_WHAT TO DO:_ How many of the lines contain the string "particulièrement"? Give the number, with no other words.

_Stored items from a collection:_
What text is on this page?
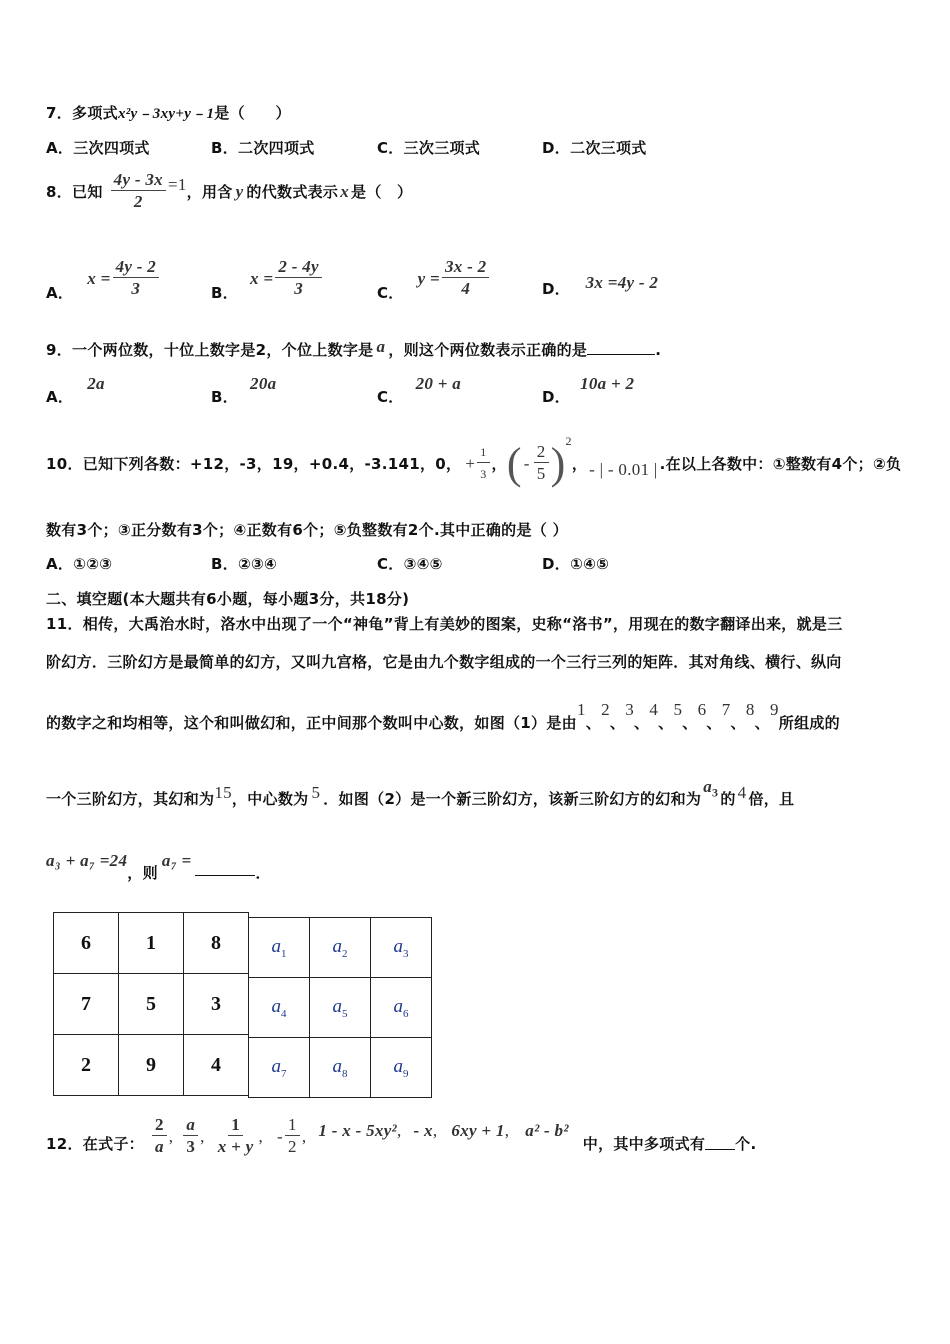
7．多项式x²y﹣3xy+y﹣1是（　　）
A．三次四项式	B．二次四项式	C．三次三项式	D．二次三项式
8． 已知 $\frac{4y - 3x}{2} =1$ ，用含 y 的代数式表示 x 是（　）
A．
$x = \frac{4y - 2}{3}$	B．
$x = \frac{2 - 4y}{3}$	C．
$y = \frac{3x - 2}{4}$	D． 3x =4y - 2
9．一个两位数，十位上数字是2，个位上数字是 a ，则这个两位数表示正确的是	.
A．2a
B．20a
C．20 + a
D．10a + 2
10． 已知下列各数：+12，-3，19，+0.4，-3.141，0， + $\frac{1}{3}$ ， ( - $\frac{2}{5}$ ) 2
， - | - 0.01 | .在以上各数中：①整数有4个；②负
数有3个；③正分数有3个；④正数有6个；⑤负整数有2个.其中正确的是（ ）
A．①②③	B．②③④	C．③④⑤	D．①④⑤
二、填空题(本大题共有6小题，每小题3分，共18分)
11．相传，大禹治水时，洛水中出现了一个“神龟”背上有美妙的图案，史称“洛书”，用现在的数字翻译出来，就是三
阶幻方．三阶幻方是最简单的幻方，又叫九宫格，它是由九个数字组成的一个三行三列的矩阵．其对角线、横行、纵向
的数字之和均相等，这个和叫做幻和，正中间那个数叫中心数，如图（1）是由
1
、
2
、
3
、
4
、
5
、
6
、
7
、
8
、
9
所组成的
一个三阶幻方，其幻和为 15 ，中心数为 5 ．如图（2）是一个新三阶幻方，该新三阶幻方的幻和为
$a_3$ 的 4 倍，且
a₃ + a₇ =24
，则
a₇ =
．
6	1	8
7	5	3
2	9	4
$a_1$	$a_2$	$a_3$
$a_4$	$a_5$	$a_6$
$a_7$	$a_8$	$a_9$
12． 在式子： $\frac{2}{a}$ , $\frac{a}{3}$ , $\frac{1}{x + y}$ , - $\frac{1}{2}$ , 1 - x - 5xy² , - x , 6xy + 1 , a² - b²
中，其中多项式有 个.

--

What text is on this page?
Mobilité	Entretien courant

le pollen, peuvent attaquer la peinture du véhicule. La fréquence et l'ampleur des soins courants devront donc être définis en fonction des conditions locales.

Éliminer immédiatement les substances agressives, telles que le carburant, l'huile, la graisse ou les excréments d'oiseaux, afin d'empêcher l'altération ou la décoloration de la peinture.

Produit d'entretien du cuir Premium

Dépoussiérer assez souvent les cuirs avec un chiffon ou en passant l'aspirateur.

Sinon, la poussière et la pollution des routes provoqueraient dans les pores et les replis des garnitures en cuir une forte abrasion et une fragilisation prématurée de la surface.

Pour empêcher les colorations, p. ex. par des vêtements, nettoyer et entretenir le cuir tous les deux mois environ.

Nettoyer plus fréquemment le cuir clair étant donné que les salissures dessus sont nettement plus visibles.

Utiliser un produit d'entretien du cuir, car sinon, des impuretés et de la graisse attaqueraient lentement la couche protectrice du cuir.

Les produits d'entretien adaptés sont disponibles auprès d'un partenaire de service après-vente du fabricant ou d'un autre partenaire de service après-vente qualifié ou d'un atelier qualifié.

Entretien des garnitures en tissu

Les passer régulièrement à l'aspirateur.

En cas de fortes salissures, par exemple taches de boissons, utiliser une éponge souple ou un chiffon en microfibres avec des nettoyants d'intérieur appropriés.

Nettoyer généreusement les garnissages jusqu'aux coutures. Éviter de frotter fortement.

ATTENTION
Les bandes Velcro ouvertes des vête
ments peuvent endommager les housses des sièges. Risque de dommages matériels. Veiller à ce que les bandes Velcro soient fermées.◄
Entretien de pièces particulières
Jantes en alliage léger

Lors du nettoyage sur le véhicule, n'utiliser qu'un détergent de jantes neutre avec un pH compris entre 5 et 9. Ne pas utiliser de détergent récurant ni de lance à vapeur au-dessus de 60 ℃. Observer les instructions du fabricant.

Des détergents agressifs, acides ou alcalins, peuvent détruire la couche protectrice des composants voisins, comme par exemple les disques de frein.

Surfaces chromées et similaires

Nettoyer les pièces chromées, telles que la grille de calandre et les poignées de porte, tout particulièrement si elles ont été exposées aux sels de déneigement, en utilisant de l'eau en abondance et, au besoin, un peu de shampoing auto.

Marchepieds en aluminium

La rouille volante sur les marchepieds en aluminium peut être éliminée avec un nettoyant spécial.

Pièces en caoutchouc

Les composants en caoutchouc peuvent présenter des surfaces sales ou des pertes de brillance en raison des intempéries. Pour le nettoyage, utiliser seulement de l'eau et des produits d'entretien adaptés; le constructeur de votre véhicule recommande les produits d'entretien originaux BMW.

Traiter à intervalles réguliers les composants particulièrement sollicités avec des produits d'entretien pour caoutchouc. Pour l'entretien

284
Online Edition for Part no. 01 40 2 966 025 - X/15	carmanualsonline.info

_THE COMPLETED TASK:_ 2